(ЗАДАНИЕ A): Перескажите короче абзац фрагмента, который начинается словами «Я посмотрела файл правил выгрузки», сохранив его основной смысл.

(ФРАГМЕНТ ТЕКСТА):

******************************

Я как вариант решила в бухгалтерии поставить так же как в далионе в конфигурации например код номенклатуры 6 знаков, число.

После этого по идее должно при выгрузке вставать правильно, но оно при выгрузке все равно дублируется с идентичными кодами. Не подскажете почему так? Вроде бы все одинаково, может еще что-то где-то надо изменить?

----------


## CyberNut

> Я как вариант решила в бухгалтерии поставить так же как в далионе в конфигурации например код номенклатуры 6 знаков, число.
> 
> После этого по идее должно при выгрузке вставать правильно, но оно при выгрузке все равно дублируется с идентичными кодами. Не подскажете почему так? Вроде бы все одинаково, может еще что-то где-то надо изменить?


Возможно в правилах обмена используется синхронизация по внутреннему идентификатору, либо поля поиска так настроены.

----------


## bismillyah

> Возможно в правилах обмена используется синхронизация по внутреннему идентификатору, либо поля поиска так настроены.


Не много вас не поняла.. А это можно как-то исправить?

----------


## bismillyah

Я посмотрела файл правил выгрузки и где изменить чтобы синхронизация по коду была не нашла.

----------

******************************

(СТРОКИ ДЛЯ ОБРАБОТКИ):
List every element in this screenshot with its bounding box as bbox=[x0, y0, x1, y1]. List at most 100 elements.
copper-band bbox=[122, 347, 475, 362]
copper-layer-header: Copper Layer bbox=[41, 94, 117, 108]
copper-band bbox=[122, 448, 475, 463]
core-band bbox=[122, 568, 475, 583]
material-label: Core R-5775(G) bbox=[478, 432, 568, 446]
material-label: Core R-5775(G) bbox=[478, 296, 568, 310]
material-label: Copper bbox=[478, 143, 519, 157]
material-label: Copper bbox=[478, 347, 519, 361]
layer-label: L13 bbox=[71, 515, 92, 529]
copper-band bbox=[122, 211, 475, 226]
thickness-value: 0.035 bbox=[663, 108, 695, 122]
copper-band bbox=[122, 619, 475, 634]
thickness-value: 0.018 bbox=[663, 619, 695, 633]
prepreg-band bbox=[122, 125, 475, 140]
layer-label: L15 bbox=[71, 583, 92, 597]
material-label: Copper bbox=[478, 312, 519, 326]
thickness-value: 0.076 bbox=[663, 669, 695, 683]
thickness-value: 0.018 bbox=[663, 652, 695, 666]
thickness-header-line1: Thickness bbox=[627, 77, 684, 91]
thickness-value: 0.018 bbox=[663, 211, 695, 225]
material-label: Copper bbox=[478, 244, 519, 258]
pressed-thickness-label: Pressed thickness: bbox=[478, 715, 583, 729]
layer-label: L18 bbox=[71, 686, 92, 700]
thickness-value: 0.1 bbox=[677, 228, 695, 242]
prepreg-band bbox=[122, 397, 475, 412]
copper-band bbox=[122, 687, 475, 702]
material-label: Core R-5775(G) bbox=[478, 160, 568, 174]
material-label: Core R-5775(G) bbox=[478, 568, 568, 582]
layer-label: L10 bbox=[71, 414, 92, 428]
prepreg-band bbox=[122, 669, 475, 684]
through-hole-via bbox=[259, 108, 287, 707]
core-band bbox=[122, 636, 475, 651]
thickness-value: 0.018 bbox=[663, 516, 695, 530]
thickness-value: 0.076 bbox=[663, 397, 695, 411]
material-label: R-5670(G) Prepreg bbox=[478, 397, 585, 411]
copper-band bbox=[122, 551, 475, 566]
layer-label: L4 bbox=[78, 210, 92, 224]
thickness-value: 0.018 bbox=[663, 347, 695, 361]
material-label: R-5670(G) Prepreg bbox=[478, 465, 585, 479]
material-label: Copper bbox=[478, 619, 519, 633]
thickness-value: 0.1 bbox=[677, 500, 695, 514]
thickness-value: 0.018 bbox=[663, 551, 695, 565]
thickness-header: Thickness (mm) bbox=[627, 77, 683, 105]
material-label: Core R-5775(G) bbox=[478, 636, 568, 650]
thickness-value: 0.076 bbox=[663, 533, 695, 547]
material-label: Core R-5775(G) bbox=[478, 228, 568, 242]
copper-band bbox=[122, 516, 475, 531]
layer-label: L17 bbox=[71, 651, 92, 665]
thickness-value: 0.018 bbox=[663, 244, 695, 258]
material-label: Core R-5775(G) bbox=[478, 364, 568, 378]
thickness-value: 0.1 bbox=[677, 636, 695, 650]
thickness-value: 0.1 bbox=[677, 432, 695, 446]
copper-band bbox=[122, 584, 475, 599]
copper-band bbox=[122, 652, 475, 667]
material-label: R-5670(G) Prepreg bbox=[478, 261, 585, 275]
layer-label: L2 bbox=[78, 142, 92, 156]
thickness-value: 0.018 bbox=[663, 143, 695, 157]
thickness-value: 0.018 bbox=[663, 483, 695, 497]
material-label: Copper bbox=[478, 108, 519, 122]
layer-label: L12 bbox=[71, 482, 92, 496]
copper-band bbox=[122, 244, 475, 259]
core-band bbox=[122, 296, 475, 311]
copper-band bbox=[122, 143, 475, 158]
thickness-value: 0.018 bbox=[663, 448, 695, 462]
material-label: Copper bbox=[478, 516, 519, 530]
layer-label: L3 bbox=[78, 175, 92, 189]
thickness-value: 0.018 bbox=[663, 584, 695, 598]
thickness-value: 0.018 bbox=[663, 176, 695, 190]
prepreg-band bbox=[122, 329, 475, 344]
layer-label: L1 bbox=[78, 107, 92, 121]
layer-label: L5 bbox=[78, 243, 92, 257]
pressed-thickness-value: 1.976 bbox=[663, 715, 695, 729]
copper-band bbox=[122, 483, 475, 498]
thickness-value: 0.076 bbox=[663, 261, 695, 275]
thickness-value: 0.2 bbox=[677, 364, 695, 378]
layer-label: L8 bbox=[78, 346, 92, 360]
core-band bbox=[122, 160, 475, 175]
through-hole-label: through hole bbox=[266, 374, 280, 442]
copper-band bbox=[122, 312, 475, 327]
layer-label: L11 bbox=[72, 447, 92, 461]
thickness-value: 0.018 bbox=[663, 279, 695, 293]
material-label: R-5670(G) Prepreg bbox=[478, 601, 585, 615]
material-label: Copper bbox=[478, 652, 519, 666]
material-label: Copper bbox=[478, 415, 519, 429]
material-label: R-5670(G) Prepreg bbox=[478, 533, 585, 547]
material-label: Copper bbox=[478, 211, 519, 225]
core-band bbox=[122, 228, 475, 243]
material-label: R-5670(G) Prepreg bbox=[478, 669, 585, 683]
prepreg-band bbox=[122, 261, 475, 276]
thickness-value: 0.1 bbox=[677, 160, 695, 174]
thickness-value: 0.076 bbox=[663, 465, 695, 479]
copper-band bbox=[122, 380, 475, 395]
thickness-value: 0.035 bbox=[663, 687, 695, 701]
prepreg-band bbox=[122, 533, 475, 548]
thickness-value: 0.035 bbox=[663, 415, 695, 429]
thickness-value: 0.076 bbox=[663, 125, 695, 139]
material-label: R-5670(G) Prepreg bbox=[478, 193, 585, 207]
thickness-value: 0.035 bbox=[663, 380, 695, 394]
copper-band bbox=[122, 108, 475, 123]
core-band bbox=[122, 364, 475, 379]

******************************

(ЗАДАНИЕ B): Пожалуйста, повторите в точности отрезок строк для обработки от самого начала до строки, содержащей «copper-band bbox=[122, 687, 475, 702]», включительно.

(РЕШЕНИЕ A): В файле правил выгрузки не удалось найти место, где можно настроить синхронизацию по коду.

(РЕШЕНИЕ B):
List every element in this screenshot with its bounding box as bbox=[x0, y0, x1, y1]. List at most 100 elements.
copper-band bbox=[122, 347, 475, 362]
copper-layer-header: Copper Layer bbox=[41, 94, 117, 108]
copper-band bbox=[122, 448, 475, 463]
core-band bbox=[122, 568, 475, 583]
material-label: Core R-5775(G) bbox=[478, 432, 568, 446]
material-label: Core R-5775(G) bbox=[478, 296, 568, 310]
material-label: Copper bbox=[478, 143, 519, 157]
material-label: Copper bbox=[478, 347, 519, 361]
layer-label: L13 bbox=[71, 515, 92, 529]
copper-band bbox=[122, 211, 475, 226]
thickness-value: 0.035 bbox=[663, 108, 695, 122]
copper-band bbox=[122, 619, 475, 634]
thickness-value: 0.018 bbox=[663, 619, 695, 633]
prepreg-band bbox=[122, 125, 475, 140]
layer-label: L15 bbox=[71, 583, 92, 597]
material-label: Copper bbox=[478, 312, 519, 326]
thickness-value: 0.076 bbox=[663, 669, 695, 683]
thickness-value: 0.018 bbox=[663, 652, 695, 666]
thickness-header-line1: Thickness bbox=[627, 77, 684, 91]
thickness-value: 0.018 bbox=[663, 211, 695, 225]
material-label: Copper bbox=[478, 244, 519, 258]
pressed-thickness-label: Pressed thickness: bbox=[478, 715, 583, 729]
layer-label: L18 bbox=[71, 686, 92, 700]
thickness-value: 0.1 bbox=[677, 228, 695, 242]
prepreg-band bbox=[122, 397, 475, 412]
copper-band bbox=[122, 687, 475, 702]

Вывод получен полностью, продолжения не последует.